** OBJECTIVE **
Lines containing the word "icon" are to be located and copied.

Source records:
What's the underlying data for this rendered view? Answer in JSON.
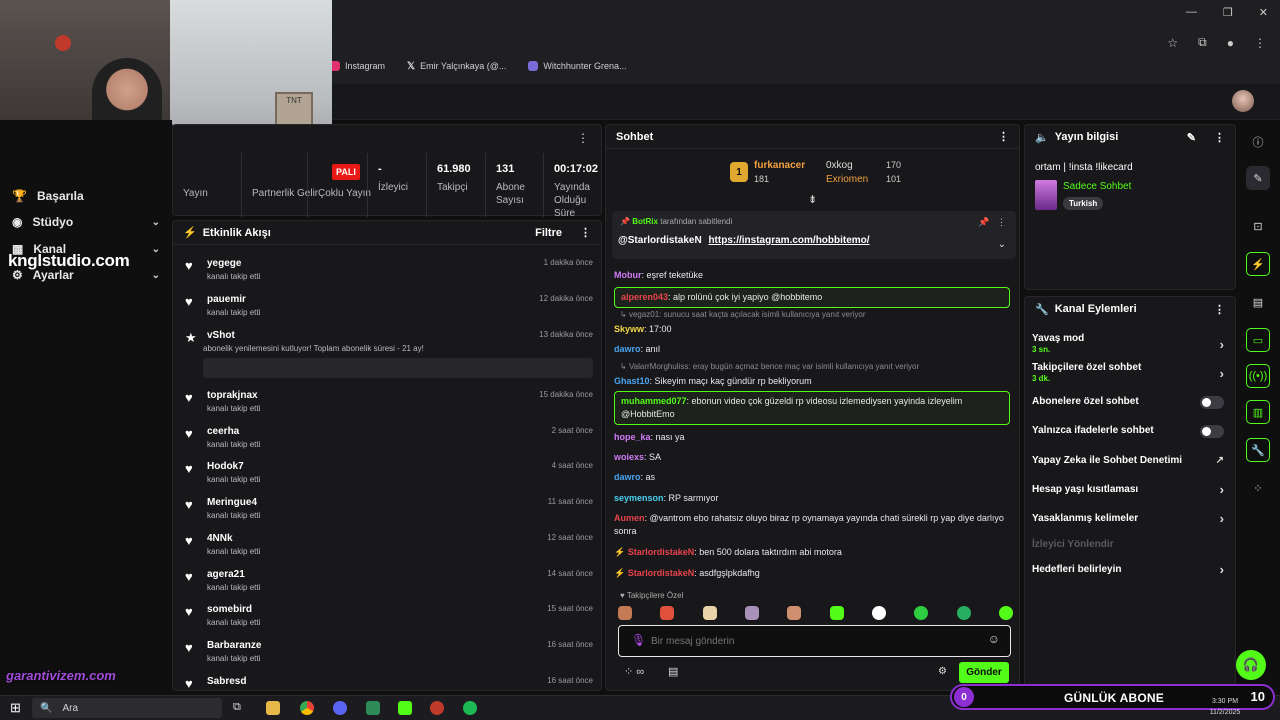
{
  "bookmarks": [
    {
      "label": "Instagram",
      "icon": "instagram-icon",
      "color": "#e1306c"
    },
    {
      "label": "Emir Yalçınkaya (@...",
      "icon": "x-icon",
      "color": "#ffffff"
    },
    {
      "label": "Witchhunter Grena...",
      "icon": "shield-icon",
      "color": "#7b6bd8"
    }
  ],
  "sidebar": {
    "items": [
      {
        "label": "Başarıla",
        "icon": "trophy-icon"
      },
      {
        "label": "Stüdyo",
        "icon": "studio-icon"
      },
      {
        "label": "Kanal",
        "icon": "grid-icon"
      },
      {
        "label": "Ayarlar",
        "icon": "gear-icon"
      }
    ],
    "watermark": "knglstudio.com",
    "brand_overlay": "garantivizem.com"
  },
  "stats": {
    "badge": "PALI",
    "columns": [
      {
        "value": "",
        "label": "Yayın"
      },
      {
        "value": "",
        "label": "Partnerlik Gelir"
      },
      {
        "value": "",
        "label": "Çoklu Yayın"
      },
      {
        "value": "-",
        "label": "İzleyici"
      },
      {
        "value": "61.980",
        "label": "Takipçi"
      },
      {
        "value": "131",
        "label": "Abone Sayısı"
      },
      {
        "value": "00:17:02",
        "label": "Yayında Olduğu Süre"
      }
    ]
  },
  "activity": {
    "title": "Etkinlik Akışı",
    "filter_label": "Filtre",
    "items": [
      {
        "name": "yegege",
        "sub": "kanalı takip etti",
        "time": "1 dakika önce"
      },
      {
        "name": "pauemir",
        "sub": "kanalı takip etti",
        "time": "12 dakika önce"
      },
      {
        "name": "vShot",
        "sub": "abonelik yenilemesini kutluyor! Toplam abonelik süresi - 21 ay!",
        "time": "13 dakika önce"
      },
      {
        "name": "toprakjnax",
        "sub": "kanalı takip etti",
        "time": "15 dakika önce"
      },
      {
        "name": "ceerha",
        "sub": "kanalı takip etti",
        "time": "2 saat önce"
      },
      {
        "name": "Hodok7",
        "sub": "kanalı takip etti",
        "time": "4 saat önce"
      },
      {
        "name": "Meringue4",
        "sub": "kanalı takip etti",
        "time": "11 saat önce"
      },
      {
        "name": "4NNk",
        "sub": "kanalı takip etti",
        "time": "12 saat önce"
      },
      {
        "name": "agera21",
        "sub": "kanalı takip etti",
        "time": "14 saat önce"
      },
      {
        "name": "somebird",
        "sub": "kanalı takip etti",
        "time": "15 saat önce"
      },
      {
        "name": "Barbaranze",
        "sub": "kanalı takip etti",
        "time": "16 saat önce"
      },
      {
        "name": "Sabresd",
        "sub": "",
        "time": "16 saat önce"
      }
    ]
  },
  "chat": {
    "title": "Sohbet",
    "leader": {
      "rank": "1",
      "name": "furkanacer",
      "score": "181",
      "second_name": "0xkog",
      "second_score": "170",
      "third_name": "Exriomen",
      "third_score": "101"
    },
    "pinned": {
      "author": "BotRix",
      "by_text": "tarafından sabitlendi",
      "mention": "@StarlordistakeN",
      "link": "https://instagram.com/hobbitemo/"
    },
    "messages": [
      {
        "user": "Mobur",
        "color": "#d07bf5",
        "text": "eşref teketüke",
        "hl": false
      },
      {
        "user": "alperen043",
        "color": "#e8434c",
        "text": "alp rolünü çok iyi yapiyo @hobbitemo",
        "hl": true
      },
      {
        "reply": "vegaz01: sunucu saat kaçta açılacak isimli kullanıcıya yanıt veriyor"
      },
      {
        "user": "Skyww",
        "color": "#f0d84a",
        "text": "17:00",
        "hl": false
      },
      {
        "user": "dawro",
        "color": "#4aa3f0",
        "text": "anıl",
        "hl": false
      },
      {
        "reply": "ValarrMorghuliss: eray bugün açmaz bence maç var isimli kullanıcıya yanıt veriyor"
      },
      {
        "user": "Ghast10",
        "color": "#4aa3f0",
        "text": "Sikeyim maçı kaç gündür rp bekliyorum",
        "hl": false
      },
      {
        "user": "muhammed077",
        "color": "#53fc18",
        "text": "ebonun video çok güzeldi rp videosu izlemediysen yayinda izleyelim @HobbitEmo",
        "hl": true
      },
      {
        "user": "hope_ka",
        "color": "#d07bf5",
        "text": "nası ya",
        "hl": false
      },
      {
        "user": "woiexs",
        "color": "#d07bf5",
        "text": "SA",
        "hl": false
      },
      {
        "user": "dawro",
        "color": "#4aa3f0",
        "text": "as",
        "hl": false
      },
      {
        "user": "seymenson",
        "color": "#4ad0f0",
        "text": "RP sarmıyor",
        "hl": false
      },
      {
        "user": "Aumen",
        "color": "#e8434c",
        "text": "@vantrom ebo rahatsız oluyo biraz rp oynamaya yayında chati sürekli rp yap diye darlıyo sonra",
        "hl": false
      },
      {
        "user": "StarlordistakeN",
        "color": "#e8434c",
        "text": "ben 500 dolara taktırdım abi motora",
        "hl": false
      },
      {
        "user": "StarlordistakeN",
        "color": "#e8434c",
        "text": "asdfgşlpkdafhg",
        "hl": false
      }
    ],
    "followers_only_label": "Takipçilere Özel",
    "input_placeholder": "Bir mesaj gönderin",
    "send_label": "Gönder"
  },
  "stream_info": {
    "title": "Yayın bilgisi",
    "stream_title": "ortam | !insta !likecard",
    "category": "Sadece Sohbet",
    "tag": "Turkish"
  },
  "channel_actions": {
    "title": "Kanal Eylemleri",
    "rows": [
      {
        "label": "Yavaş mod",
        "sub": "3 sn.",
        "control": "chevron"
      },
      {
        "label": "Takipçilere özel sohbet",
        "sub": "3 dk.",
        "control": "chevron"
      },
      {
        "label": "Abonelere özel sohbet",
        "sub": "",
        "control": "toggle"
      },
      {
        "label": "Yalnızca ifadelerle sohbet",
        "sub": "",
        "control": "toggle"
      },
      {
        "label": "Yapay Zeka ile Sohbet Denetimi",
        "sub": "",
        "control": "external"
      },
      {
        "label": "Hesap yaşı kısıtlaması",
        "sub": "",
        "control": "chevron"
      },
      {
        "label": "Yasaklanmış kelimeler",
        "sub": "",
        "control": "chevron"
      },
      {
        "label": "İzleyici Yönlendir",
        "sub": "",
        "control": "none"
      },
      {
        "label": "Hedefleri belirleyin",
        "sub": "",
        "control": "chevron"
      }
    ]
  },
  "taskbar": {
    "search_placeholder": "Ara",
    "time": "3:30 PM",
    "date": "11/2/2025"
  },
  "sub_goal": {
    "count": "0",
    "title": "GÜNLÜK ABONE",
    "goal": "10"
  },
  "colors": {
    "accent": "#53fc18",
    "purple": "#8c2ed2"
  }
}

** PROBLEM SOLUTION **
      "icon": "instagram-icon",
      "icon": "x-icon",
      "icon": "shield-icon",
        "icon": "trophy-icon"
        "icon": "studio-icon"
        "icon": "grid-icon"
        "icon": "gear-icon"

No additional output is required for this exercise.